-- START OF Records for this task --

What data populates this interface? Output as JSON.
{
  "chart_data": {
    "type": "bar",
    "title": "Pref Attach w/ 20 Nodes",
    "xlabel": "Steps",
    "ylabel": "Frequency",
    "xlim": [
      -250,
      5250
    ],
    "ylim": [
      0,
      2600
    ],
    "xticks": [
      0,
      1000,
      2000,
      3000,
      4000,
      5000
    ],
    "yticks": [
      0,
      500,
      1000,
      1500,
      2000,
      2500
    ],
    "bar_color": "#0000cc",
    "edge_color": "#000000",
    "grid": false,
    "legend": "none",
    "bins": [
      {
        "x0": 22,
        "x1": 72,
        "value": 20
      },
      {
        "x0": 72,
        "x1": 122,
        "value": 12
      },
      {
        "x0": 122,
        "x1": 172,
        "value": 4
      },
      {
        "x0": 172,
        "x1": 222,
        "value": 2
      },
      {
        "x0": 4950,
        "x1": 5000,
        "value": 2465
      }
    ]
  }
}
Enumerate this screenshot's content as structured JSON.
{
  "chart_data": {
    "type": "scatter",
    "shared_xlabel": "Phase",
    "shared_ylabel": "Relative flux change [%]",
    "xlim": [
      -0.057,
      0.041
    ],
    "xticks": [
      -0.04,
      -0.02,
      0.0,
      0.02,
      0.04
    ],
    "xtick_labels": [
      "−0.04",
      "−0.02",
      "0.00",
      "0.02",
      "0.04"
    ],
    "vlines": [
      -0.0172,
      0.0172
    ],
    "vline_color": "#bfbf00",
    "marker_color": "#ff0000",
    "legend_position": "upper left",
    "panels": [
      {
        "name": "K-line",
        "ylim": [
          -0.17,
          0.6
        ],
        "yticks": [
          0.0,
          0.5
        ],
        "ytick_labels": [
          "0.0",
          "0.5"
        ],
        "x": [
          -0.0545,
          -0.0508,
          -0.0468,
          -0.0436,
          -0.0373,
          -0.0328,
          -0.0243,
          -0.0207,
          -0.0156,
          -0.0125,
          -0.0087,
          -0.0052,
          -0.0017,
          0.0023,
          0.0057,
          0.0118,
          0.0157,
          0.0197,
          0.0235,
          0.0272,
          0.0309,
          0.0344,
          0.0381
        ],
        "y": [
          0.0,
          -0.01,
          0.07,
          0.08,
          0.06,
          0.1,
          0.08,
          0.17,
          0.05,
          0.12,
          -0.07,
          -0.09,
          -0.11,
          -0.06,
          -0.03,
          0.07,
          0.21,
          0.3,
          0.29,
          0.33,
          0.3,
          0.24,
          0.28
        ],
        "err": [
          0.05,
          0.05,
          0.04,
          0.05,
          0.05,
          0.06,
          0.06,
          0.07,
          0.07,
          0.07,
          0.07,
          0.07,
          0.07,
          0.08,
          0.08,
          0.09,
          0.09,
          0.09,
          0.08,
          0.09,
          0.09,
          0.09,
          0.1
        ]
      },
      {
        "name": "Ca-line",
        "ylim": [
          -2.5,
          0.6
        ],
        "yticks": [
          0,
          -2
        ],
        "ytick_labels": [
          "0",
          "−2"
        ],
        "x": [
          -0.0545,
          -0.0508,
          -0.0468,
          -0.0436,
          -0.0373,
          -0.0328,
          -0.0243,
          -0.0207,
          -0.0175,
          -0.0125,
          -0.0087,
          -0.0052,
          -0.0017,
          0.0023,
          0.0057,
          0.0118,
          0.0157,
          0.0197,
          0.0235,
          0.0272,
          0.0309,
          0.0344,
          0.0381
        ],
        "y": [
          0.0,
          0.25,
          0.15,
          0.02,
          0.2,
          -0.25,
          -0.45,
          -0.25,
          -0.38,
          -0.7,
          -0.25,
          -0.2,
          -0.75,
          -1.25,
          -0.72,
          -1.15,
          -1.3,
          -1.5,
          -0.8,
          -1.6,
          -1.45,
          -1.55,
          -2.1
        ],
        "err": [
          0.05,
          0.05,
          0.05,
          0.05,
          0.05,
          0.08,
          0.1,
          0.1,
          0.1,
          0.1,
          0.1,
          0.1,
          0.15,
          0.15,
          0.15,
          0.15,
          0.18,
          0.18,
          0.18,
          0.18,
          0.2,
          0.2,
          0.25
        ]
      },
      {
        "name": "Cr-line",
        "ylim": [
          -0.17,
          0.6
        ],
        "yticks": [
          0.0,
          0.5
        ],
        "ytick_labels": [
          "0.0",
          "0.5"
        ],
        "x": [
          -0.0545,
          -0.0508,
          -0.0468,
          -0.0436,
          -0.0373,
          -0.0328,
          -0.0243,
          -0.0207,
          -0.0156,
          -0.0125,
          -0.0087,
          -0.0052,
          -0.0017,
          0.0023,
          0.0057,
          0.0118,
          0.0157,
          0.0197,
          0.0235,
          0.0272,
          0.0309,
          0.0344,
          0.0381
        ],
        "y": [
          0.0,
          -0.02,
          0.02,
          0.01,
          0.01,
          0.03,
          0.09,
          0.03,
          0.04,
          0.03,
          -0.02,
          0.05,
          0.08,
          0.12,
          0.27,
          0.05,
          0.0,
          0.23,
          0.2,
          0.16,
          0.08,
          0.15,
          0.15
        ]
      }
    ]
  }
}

-- END OF Records for this task --

• **Exercise goal**: The records above should be duplicated in full, exactly as given.

• **The answer**:
What data populates this interface? Output as JSON.
{
  "chart_data": {
    "type": "bar",
    "title": "Pref Attach w/ 20 Nodes",
    "xlabel": "Steps",
    "ylabel": "Frequency",
    "xlim": [
      -250,
      5250
    ],
    "ylim": [
      0,
      2600
    ],
    "xticks": [
      0,
      1000,
      2000,
      3000,
      4000,
      5000
    ],
    "yticks": [
      0,
      500,
      1000,
      1500,
      2000,
      2500
    ],
    "bar_color": "#0000cc",
    "edge_color": "#000000",
    "grid": false,
    "legend": "none",
    "bins": [
      {
        "x0": 22,
        "x1": 72,
        "value": 20
      },
      {
        "x0": 72,
        "x1": 122,
        "value": 12
      },
      {
        "x0": 122,
        "x1": 172,
        "value": 4
      },
      {
        "x0": 172,
        "x1": 222,
        "value": 2
      },
      {
        "x0": 4950,
        "x1": 5000,
        "value": 2465
      }
    ]
  }
}
Enumerate this screenshot's content as structured JSON.
{
  "chart_data": {
    "type": "scatter",
    "shared_xlabel": "Phase",
    "shared_ylabel": "Relative flux change [%]",
    "xlim": [
      -0.057,
      0.041
    ],
    "xticks": [
      -0.04,
      -0.02,
      0.0,
      0.02,
      0.04
    ],
    "xtick_labels": [
      "−0.04",
      "−0.02",
      "0.00",
      "0.02",
      "0.04"
    ],
    "vlines": [
      -0.0172,
      0.0172
    ],
    "vline_color": "#bfbf00",
    "marker_color": "#ff0000",
    "legend_position": "upper left",
    "panels": [
      {
        "name": "K-line",
        "ylim": [
          -0.17,
          0.6
        ],
        "yticks": [
          0.0,
          0.5
        ],
        "ytick_labels": [
          "0.0",
          "0.5"
        ],
        "x": [
          -0.0545,
          -0.0508,
          -0.0468,
          -0.0436,
          -0.0373,
          -0.0328,
          -0.0243,
          -0.0207,
          -0.0156,
          -0.0125,
          -0.0087,
          -0.0052,
          -0.0017,
          0.0023,
          0.0057,
          0.0118,
          0.0157,
          0.0197,
          0.0235,
          0.0272,
          0.0309,
          0.0344,
          0.0381
        ],
        "y": [
          0.0,
          -0.01,
          0.07,
          0.08,
          0.06,
          0.1,
          0.08,
          0.17,
          0.05,
          0.12,
          -0.07,
          -0.09,
          -0.11,
          -0.06,
          -0.03,
          0.07,
          0.21,
          0.3,
          0.29,
          0.33,
          0.3,
          0.24,
          0.28
        ],
        "err": [
          0.05,
          0.05,
          0.04,
          0.05,
          0.05,
          0.06,
          0.06,
          0.07,
          0.07,
          0.07,
          0.07,
          0.07,
          0.07,
          0.08,
          0.08,
          0.09,
          0.09,
          0.09,
          0.08,
          0.09,
          0.09,
          0.09,
          0.1
        ]
      },
      {
        "name": "Ca-line",
        "ylim": [
          -2.5,
          0.6
        ],
        "yticks": [
          0,
          -2
        ],
        "ytick_labels": [
          "0",
          "−2"
        ],
        "x": [
          -0.0545,
          -0.0508,
          -0.0468,
          -0.0436,
          -0.0373,
          -0.0328,
          -0.0243,
          -0.0207,
          -0.0175,
          -0.0125,
          -0.0087,
          -0.0052,
          -0.0017,
          0.0023,
          0.0057,
          0.0118,
          0.0157,
          0.0197,
          0.0235,
          0.0272,
          0.0309,
          0.0344,
          0.0381
        ],
        "y": [
          0.0,
          0.25,
          0.15,
          0.02,
          0.2,
          -0.25,
          -0.45,
          -0.25,
          -0.38,
          -0.7,
          -0.25,
          -0.2,
          -0.75,
          -1.25,
          -0.72,
          -1.15,
          -1.3,
          -1.5,
          -0.8,
          -1.6,
          -1.45,
          -1.55,
          -2.1
        ],
        "err": [
          0.05,
          0.05,
          0.05,
          0.05,
          0.05,
          0.08,
          0.1,
          0.1,
          0.1,
          0.1,
          0.1,
          0.1,
          0.15,
          0.15,
          0.15,
          0.15,
          0.18,
          0.18,
          0.18,
          0.18,
          0.2,
          0.2,
          0.25
        ]
      },
      {
        "name": "Cr-line",
        "ylim": [
          -0.17,
          0.6
        ],
        "yticks": [
          0.0,
          0.5
        ],
        "ytick_labels": [
          "0.0",
          "0.5"
        ],
        "x": [
          -0.0545,
          -0.0508,
          -0.0468,
          -0.0436,
          -0.0373,
          -0.0328,
          -0.0243,
          -0.0207,
          -0.0156,
          -0.0125,
          -0.0087,
          -0.0052,
          -0.0017,
          0.0023,
          0.0057,
          0.0118,
          0.0157,
          0.0197,
          0.0235,
          0.0272,
          0.0309,
          0.0344,
          0.0381
        ],
        "y": [
          0.0,
          -0.02,
          0.02,
          0.01,
          0.01,
          0.03,
          0.09,
          0.03,
          0.04,
          0.03,
          -0.02,
          0.05,
          0.08,
          0.12,
          0.27,
          0.05,
          0.0,
          0.23,
          0.2,
          0.16,
          0.08,
          0.15,
          0.15
        ]
      }
    ]
  }
}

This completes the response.